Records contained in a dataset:
==*==
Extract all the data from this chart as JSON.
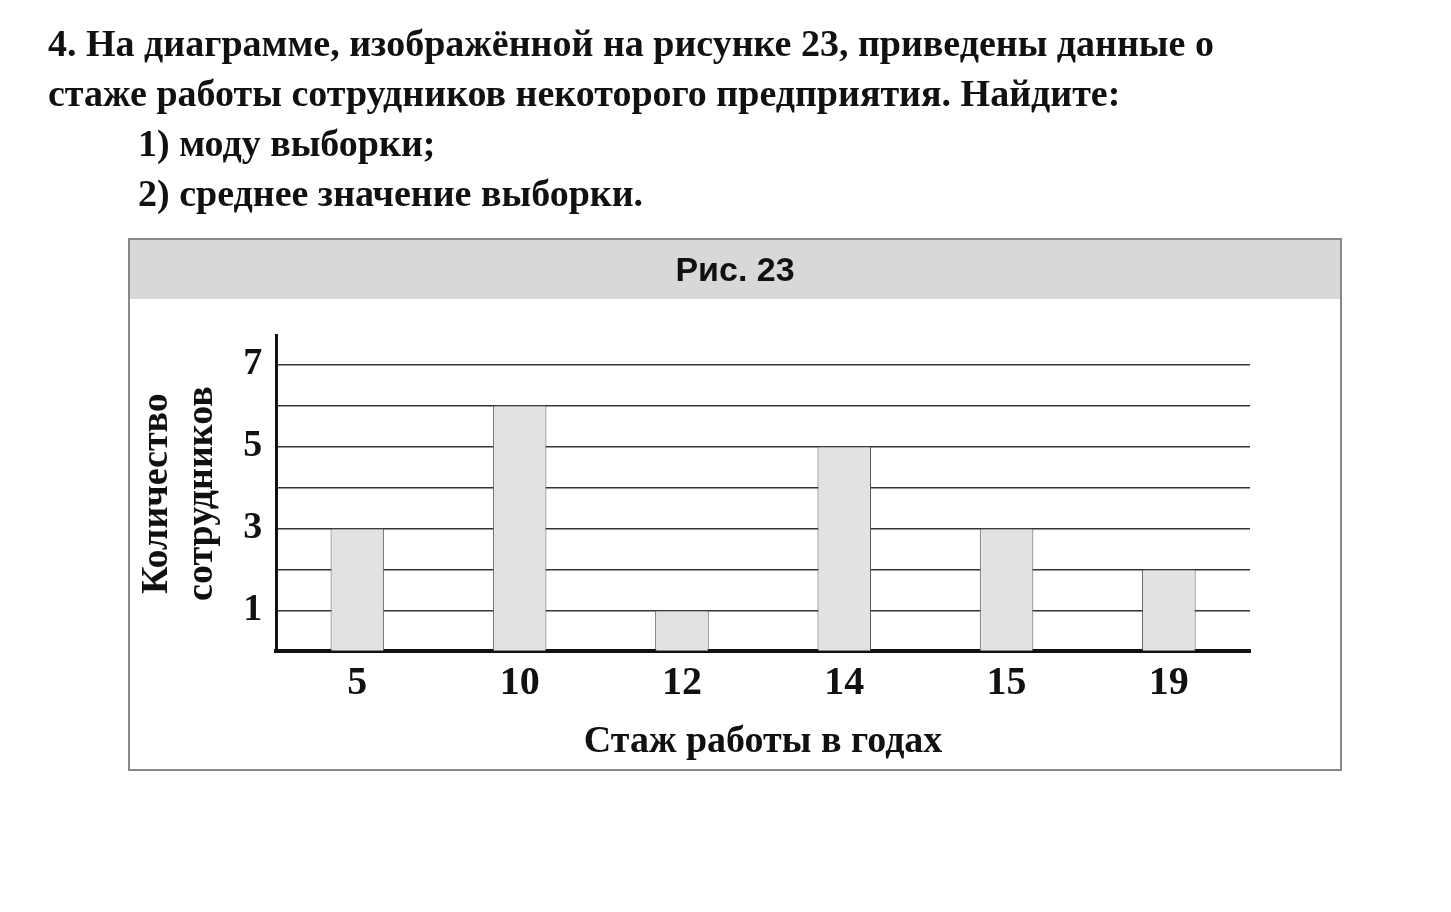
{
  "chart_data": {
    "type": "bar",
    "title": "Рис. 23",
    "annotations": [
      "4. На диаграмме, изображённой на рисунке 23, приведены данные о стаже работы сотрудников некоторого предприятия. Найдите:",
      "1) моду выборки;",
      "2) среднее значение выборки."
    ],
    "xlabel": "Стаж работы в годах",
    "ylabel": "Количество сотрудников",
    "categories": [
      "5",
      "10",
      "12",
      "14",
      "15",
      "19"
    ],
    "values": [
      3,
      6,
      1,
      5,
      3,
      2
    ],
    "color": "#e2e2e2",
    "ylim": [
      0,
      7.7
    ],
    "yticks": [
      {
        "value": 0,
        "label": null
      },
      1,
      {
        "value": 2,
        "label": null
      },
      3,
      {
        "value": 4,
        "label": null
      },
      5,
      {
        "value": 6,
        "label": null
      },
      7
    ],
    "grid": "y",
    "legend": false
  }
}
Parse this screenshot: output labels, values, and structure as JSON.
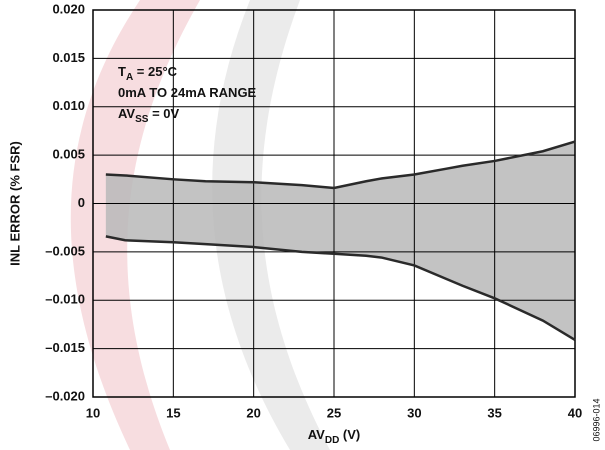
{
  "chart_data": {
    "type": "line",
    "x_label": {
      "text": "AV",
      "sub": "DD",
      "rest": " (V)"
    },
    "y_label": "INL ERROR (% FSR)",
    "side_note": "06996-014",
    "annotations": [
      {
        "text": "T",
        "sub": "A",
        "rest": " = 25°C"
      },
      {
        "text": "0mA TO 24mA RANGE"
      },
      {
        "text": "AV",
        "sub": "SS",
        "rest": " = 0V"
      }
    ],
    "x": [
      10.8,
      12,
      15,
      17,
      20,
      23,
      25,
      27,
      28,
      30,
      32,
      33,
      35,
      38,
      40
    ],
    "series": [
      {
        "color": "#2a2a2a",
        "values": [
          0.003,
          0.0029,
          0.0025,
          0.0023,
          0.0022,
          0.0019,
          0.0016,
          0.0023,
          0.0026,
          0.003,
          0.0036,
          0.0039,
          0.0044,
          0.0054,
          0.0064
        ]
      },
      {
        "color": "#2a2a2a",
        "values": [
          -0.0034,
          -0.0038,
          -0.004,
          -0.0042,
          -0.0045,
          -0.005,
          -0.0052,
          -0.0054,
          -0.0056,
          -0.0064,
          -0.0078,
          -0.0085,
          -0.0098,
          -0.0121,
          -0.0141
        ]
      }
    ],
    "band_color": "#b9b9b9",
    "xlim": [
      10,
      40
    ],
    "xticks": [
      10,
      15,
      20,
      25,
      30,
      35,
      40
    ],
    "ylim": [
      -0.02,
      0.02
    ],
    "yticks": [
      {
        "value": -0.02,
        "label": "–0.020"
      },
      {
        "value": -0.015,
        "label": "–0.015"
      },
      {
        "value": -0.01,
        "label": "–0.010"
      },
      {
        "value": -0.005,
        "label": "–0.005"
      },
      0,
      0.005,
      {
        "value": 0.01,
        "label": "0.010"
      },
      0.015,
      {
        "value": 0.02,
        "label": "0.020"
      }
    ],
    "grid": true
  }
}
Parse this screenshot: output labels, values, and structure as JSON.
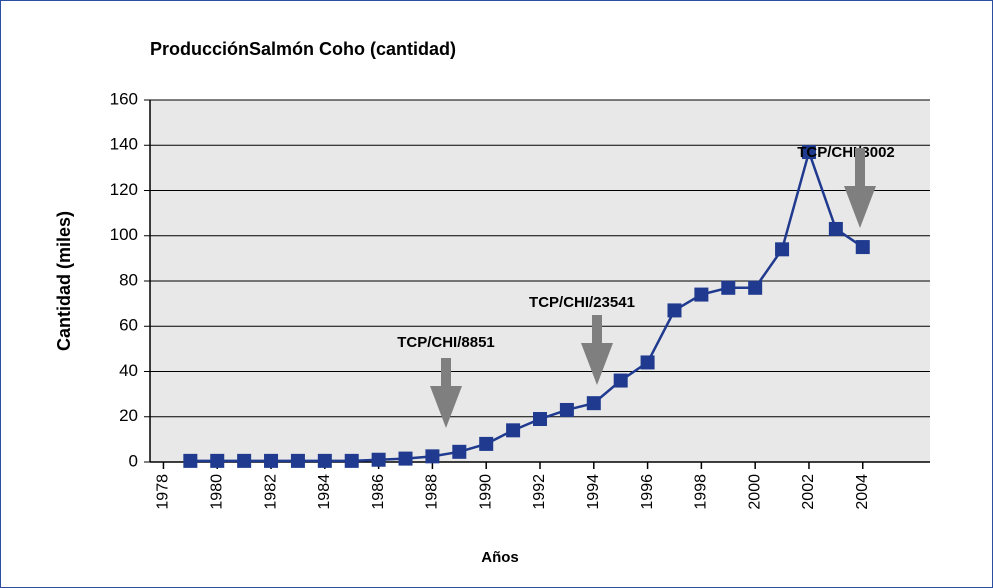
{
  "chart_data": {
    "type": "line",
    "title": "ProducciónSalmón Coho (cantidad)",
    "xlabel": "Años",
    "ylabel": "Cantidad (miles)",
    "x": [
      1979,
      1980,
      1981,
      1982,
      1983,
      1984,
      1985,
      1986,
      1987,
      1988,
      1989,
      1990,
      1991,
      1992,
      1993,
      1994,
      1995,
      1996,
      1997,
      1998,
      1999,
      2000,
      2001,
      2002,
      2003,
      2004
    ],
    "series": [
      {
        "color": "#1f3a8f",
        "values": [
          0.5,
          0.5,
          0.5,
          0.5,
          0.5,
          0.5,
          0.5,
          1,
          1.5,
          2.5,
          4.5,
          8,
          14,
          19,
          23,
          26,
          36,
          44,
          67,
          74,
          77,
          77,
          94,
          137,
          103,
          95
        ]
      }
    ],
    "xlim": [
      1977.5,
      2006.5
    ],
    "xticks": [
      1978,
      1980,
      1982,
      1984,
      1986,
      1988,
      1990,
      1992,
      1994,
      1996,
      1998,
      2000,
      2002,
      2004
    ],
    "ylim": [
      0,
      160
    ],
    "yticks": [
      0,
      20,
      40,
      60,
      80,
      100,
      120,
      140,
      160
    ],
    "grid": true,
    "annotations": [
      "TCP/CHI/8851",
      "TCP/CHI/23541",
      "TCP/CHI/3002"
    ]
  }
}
==*==
Given task:
Examine the data above and state how many of its lines contain the word "xlabel", with no further remarks.

Final answer:
2